* [PROMPT]
Below are some records. Pull every line that contains the word "JSON".

##########

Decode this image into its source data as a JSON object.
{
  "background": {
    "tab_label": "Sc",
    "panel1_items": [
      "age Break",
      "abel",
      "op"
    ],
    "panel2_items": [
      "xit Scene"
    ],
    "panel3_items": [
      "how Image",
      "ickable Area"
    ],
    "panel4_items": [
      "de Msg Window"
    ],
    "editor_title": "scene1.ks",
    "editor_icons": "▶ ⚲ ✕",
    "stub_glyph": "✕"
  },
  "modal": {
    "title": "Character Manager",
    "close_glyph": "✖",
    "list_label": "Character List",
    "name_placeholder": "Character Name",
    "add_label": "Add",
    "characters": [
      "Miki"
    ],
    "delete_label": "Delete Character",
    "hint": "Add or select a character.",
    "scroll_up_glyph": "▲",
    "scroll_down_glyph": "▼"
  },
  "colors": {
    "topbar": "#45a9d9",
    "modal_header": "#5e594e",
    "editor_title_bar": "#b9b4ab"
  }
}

##########

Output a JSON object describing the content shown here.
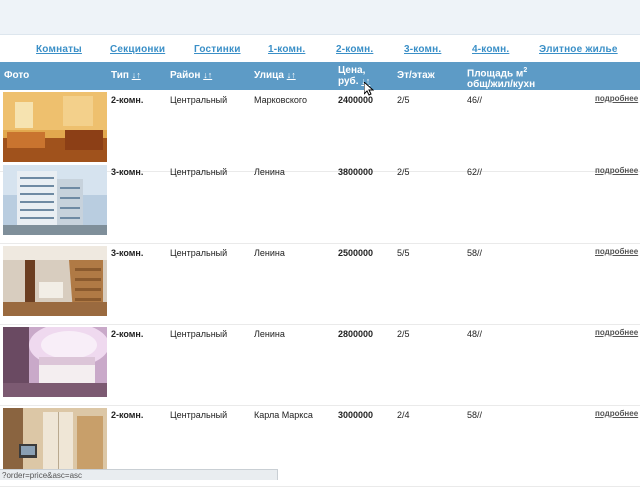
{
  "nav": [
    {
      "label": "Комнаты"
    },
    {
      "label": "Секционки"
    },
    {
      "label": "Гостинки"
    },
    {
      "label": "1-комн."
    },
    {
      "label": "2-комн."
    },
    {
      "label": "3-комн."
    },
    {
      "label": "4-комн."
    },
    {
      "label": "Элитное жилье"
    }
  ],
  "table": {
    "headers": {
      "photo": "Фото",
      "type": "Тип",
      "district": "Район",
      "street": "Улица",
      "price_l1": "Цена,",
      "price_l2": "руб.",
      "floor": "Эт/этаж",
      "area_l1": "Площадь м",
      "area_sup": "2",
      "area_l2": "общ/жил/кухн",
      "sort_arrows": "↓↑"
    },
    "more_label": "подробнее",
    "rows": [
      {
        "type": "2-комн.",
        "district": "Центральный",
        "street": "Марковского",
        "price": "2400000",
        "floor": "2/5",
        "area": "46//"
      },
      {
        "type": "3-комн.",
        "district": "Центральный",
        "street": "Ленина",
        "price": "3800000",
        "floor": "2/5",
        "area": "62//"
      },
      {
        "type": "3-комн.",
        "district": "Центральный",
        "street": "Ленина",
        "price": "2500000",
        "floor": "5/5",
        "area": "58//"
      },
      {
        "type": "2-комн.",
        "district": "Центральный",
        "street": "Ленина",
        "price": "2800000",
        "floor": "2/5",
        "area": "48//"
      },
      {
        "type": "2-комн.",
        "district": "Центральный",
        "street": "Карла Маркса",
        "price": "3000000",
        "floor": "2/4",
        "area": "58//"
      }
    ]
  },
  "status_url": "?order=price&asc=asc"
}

##########

* [TASK OUTPUT]
Decode this image into its source data as a JSON object.
Output a JSON object describing the content shown here.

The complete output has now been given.